**Set task**
Reproduce every one of the following rows verbatim, omitting the pictures from your output.

**Input rows**

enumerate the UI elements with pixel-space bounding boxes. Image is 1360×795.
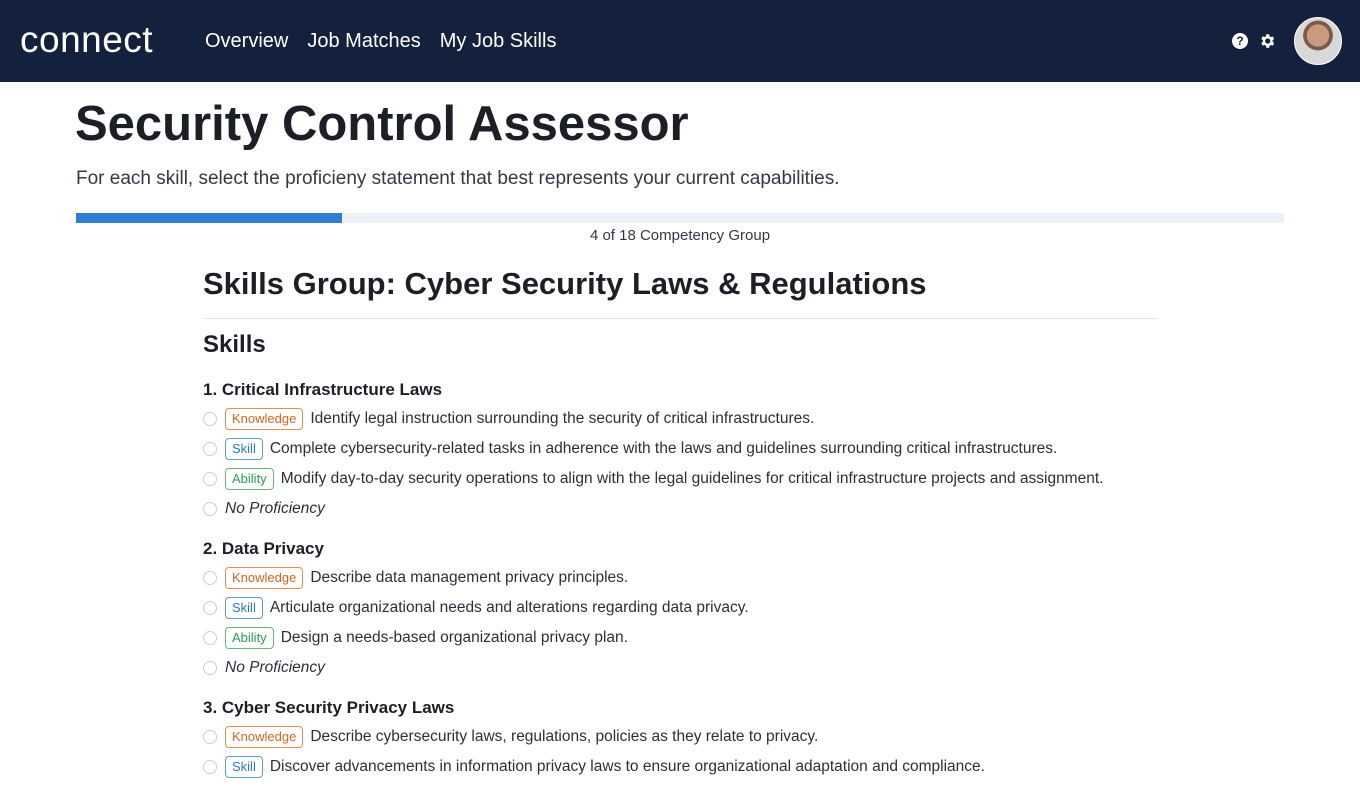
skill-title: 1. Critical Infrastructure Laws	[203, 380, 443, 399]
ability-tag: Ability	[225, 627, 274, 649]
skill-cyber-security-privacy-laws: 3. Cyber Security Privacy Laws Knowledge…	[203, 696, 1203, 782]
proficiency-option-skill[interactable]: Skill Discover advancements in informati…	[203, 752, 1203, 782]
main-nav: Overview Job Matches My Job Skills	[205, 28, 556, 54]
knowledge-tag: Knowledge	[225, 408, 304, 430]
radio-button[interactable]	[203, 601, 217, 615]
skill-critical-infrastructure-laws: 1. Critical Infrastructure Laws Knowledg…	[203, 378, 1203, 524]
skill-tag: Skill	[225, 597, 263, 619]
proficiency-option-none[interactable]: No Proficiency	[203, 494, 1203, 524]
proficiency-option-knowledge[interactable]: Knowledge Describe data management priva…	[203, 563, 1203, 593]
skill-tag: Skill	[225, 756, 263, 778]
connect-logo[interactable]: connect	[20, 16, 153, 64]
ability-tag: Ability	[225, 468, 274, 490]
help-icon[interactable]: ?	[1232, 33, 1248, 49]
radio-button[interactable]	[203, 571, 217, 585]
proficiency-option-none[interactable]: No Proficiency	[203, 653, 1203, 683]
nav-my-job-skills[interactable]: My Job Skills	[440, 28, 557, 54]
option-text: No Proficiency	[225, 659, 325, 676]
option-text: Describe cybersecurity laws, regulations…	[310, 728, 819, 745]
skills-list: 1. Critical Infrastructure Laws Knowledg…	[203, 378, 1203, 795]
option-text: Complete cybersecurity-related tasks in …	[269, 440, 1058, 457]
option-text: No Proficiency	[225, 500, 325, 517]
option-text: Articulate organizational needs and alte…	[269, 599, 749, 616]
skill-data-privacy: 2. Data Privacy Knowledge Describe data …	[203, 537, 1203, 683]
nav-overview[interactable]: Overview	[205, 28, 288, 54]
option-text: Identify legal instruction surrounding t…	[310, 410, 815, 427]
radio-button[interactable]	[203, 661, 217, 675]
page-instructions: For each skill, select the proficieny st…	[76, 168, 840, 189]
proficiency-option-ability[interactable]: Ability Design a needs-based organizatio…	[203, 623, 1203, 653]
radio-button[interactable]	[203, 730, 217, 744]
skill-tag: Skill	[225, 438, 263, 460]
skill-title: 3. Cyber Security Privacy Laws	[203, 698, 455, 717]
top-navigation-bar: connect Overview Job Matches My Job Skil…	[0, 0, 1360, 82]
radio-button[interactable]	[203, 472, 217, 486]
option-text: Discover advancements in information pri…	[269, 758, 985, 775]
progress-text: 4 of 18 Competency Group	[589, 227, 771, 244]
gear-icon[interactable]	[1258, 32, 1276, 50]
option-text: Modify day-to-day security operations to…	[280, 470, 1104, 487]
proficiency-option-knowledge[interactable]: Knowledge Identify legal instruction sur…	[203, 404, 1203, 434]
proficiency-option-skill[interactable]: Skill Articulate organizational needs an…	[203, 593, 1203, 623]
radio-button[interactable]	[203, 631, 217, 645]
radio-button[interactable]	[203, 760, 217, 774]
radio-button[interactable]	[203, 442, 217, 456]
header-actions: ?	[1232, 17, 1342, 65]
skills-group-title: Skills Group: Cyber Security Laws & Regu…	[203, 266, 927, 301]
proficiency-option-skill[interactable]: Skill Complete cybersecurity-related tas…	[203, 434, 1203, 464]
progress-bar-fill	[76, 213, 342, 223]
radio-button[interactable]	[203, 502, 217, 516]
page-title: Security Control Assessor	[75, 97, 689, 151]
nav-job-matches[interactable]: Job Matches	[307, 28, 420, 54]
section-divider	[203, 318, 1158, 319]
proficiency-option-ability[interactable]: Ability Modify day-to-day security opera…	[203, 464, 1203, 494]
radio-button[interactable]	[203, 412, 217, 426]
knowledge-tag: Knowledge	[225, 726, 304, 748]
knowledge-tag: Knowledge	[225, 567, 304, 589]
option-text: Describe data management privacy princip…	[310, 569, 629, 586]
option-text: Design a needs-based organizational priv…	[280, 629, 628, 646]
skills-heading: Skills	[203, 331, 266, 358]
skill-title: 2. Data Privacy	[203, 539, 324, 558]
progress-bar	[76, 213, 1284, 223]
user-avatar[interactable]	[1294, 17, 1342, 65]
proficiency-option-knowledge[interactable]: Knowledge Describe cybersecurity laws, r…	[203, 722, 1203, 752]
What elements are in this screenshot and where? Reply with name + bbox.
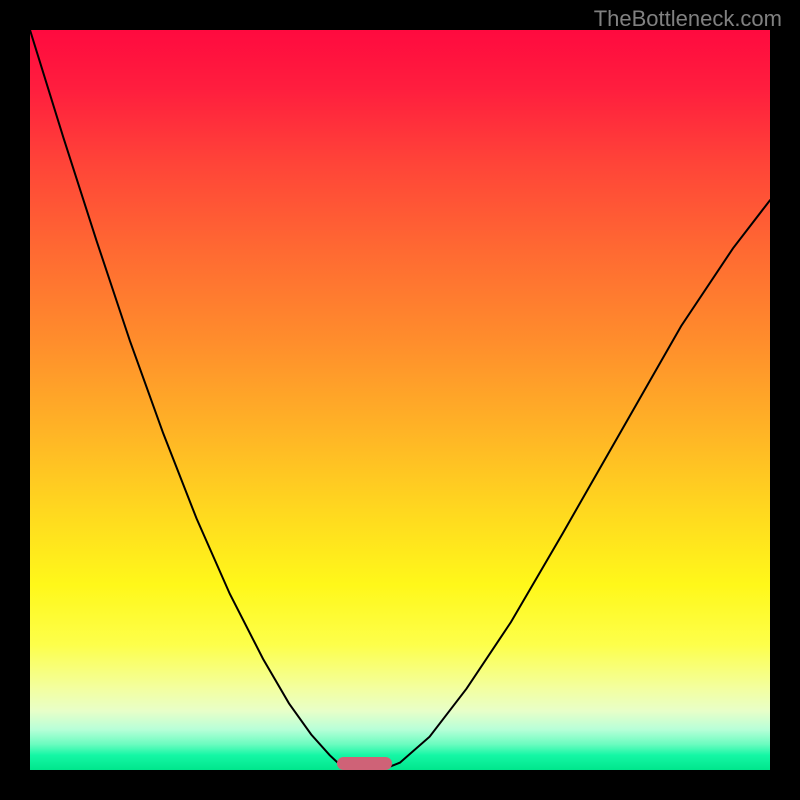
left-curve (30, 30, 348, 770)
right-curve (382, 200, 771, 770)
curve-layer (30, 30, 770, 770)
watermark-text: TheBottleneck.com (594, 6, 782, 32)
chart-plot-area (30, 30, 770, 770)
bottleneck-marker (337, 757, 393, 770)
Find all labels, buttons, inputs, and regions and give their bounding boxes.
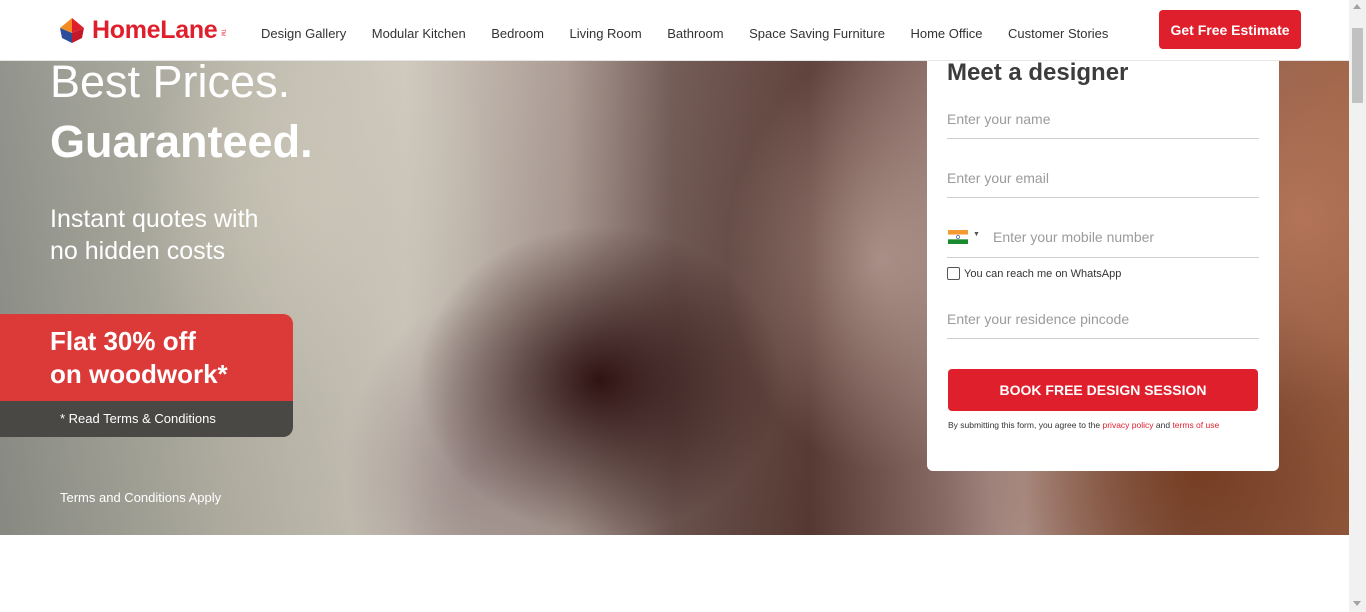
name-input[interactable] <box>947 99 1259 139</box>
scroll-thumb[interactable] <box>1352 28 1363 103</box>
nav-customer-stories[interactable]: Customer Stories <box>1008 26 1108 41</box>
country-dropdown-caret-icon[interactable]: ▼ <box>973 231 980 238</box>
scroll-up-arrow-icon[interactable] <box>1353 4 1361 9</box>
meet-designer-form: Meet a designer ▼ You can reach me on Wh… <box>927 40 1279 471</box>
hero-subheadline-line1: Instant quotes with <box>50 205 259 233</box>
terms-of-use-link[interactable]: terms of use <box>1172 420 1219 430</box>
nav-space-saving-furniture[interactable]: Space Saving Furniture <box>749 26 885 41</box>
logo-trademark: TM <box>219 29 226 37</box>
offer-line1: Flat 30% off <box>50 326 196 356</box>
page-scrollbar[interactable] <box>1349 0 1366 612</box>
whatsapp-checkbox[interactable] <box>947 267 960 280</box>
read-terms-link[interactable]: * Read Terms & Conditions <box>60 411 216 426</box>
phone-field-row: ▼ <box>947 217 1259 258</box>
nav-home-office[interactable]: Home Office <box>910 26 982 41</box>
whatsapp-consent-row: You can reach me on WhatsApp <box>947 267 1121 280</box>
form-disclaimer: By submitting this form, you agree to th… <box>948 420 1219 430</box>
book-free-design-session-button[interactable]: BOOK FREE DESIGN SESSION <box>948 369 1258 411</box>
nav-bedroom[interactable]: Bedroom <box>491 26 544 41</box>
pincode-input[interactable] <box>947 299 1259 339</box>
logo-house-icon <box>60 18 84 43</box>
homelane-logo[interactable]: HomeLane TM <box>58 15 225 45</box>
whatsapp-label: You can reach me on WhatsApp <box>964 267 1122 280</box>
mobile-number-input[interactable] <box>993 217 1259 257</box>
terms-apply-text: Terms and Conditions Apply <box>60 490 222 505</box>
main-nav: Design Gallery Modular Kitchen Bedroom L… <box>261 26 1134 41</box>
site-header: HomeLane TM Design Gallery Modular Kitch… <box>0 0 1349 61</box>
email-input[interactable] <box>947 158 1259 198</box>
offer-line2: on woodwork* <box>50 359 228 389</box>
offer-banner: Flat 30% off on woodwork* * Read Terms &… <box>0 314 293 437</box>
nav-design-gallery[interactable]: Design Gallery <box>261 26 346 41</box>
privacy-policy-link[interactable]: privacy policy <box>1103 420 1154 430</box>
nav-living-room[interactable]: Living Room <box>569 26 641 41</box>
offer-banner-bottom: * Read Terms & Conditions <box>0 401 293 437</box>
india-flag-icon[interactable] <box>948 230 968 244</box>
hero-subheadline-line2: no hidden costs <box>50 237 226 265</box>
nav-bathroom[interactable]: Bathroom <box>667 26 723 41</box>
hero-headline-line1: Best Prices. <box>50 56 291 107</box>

**Exercise solution**
enumerate the UI elements with pixel-space bounding boxes. Image is 1360×795.
skill-title: 1. Critical Infrastructure Laws	[203, 380, 443, 399]
ability-tag: Ability	[225, 627, 274, 649]
skill-cyber-security-privacy-laws: 3. Cyber Security Privacy Laws Knowledge…	[203, 696, 1203, 782]
proficiency-option-skill[interactable]: Skill Discover advancements in informati…	[203, 752, 1203, 782]
main-nav: Overview Job Matches My Job Skills	[205, 28, 556, 54]
knowledge-tag: Knowledge	[225, 408, 304, 430]
radio-button[interactable]	[203, 601, 217, 615]
skill-critical-infrastructure-laws: 1. Critical Infrastructure Laws Knowledg…	[203, 378, 1203, 524]
skill-tag: Skill	[225, 597, 263, 619]
proficiency-option-none[interactable]: No Proficiency	[203, 494, 1203, 524]
proficiency-option-knowledge[interactable]: Knowledge Describe data management priva…	[203, 563, 1203, 593]
skill-tag: Skill	[225, 756, 263, 778]
connect-logo[interactable]: connect	[20, 16, 153, 64]
ability-tag: Ability	[225, 468, 274, 490]
help-icon[interactable]: ?	[1232, 33, 1248, 49]
radio-button[interactable]	[203, 571, 217, 585]
proficiency-option-none[interactable]: No Proficiency	[203, 653, 1203, 683]
nav-my-job-skills[interactable]: My Job Skills	[440, 28, 557, 54]
option-text: No Proficiency	[225, 659, 325, 676]
option-text: Describe cybersecurity laws, regulations…	[310, 728, 819, 745]
skills-list: 1. Critical Infrastructure Laws Knowledg…	[203, 378, 1203, 795]
option-text: Complete cybersecurity-related tasks in …	[269, 440, 1058, 457]
option-text: No Proficiency	[225, 500, 325, 517]
option-text: Articulate organizational needs and alte…	[269, 599, 749, 616]
skill-data-privacy: 2. Data Privacy Knowledge Describe data …	[203, 537, 1203, 683]
nav-overview[interactable]: Overview	[205, 28, 288, 54]
option-text: Identify legal instruction surrounding t…	[310, 410, 815, 427]
radio-button[interactable]	[203, 661, 217, 675]
page-instructions: For each skill, select the proficieny st…	[76, 168, 840, 189]
proficiency-option-ability[interactable]: Ability Design a needs-based organizatio…	[203, 623, 1203, 653]
radio-button[interactable]	[203, 730, 217, 744]
skill-tag: Skill	[225, 438, 263, 460]
skill-title: 3. Cyber Security Privacy Laws	[203, 698, 455, 717]
top-navigation-bar: connect Overview Job Matches My Job Skil…	[0, 0, 1360, 82]
radio-button[interactable]	[203, 472, 217, 486]
option-text: Discover advancements in information pri…	[269, 758, 985, 775]
progress-text: 4 of 18 Competency Group	[589, 227, 771, 244]
gear-icon[interactable]	[1258, 32, 1276, 50]
option-text: Modify day-to-day security operations to…	[280, 470, 1104, 487]
proficiency-option-knowledge[interactable]: Knowledge Identify legal instruction sur…	[203, 404, 1203, 434]
proficiency-option-skill[interactable]: Skill Articulate organizational needs an…	[203, 593, 1203, 623]
radio-button[interactable]	[203, 631, 217, 645]
radio-button[interactable]	[203, 760, 217, 774]
radio-button[interactable]	[203, 442, 217, 456]
header-actions: ?	[1232, 17, 1342, 65]
skills-group-title: Skills Group: Cyber Security Laws & Regu…	[203, 266, 927, 301]
proficiency-option-skill[interactable]: Skill Complete cybersecurity-related tas…	[203, 434, 1203, 464]
progress-bar-fill	[76, 213, 342, 223]
radio-button[interactable]	[203, 502, 217, 516]
page-title: Security Control Assessor	[75, 97, 689, 151]
nav-job-matches[interactable]: Job Matches	[307, 28, 420, 54]
section-divider	[203, 318, 1158, 319]
proficiency-option-ability[interactable]: Ability Modify day-to-day security opera…	[203, 464, 1203, 494]
radio-button[interactable]	[203, 412, 217, 426]
knowledge-tag: Knowledge	[225, 726, 304, 748]
knowledge-tag: Knowledge	[225, 567, 304, 589]
option-text: Describe data management privacy princip…	[310, 569, 629, 586]
option-text: Design a needs-based organizational priv…	[280, 629, 628, 646]
skills-heading: Skills	[203, 331, 266, 358]
skill-title: 2. Data Privacy	[203, 539, 324, 558]
progress-bar	[76, 213, 1284, 223]
user-avatar[interactable]	[1294, 17, 1342, 65]
proficiency-option-knowledge[interactable]: Knowledge Describe cybersecurity laws, r…	[203, 722, 1203, 752]
What elements are in this screenshot and where? Reply with name + bbox.
left-curve (30, 30, 348, 770)
right-curve (382, 200, 771, 770)
curve-layer (30, 30, 770, 770)
watermark-text: TheBottleneck.com (594, 6, 782, 32)
chart-plot-area (30, 30, 770, 770)
bottleneck-marker (337, 757, 393, 770)
Find all labels, buttons, inputs, and regions and give their bounding boxes.
name-input[interactable] <box>947 99 1259 139</box>
scroll-thumb[interactable] <box>1352 28 1363 103</box>
nav-customer-stories[interactable]: Customer Stories <box>1008 26 1108 41</box>
country-dropdown-caret-icon[interactable]: ▼ <box>973 231 980 238</box>
scroll-up-arrow-icon[interactable] <box>1353 4 1361 9</box>
meet-designer-form: Meet a designer ▼ You can reach me on Wh… <box>927 40 1279 471</box>
hero-subheadline-line1: Instant quotes with <box>50 205 259 233</box>
terms-of-use-link[interactable]: terms of use <box>1172 420 1219 430</box>
nav-space-saving-furniture[interactable]: Space Saving Furniture <box>749 26 885 41</box>
logo-trademark: TM <box>219 29 226 37</box>
offer-line1: Flat 30% off <box>50 326 196 356</box>
page-scrollbar[interactable] <box>1349 0 1366 612</box>
whatsapp-checkbox[interactable] <box>947 267 960 280</box>
read-terms-link[interactable]: * Read Terms & Conditions <box>60 411 216 426</box>
phone-field-row: ▼ <box>947 217 1259 258</box>
nav-home-office[interactable]: Home Office <box>910 26 982 41</box>
whatsapp-consent-row: You can reach me on WhatsApp <box>947 267 1121 280</box>
form-disclaimer: By submitting this form, you agree to th… <box>948 420 1219 430</box>
book-free-design-session-button[interactable]: BOOK FREE DESIGN SESSION <box>948 369 1258 411</box>
nav-bedroom[interactable]: Bedroom <box>491 26 544 41</box>
pincode-input[interactable] <box>947 299 1259 339</box>
logo-house-icon <box>60 18 84 43</box>
homelane-logo[interactable]: HomeLane TM <box>58 15 225 45</box>
whatsapp-label: You can reach me on WhatsApp <box>964 267 1122 280</box>
mobile-number-input[interactable] <box>993 217 1259 257</box>
terms-apply-text: Terms and Conditions Apply <box>60 490 222 505</box>
main-nav: Design Gallery Modular Kitchen Bedroom L… <box>261 26 1134 41</box>
site-header: HomeLane TM Design Gallery Modular Kitch… <box>0 0 1349 61</box>
email-input[interactable] <box>947 158 1259 198</box>
offer-line2: on woodwork* <box>50 359 228 389</box>
offer-banner: Flat 30% off on woodwork* * Read Terms &… <box>0 314 293 437</box>
nav-design-gallery[interactable]: Design Gallery <box>261 26 346 41</box>
privacy-policy-link[interactable]: privacy policy <box>1103 420 1154 430</box>
nav-living-room[interactable]: Living Room <box>569 26 641 41</box>
offer-banner-bottom: * Read Terms & Conditions <box>0 401 293 437</box>
india-flag-icon[interactable] <box>948 230 968 244</box>
hero-subheadline-line2: no hidden costs <box>50 237 226 265</box>
nav-bathroom[interactable]: Bathroom <box>667 26 723 41</box>
hero-headline-line1: Best Prices. <box>50 56 291 107</box>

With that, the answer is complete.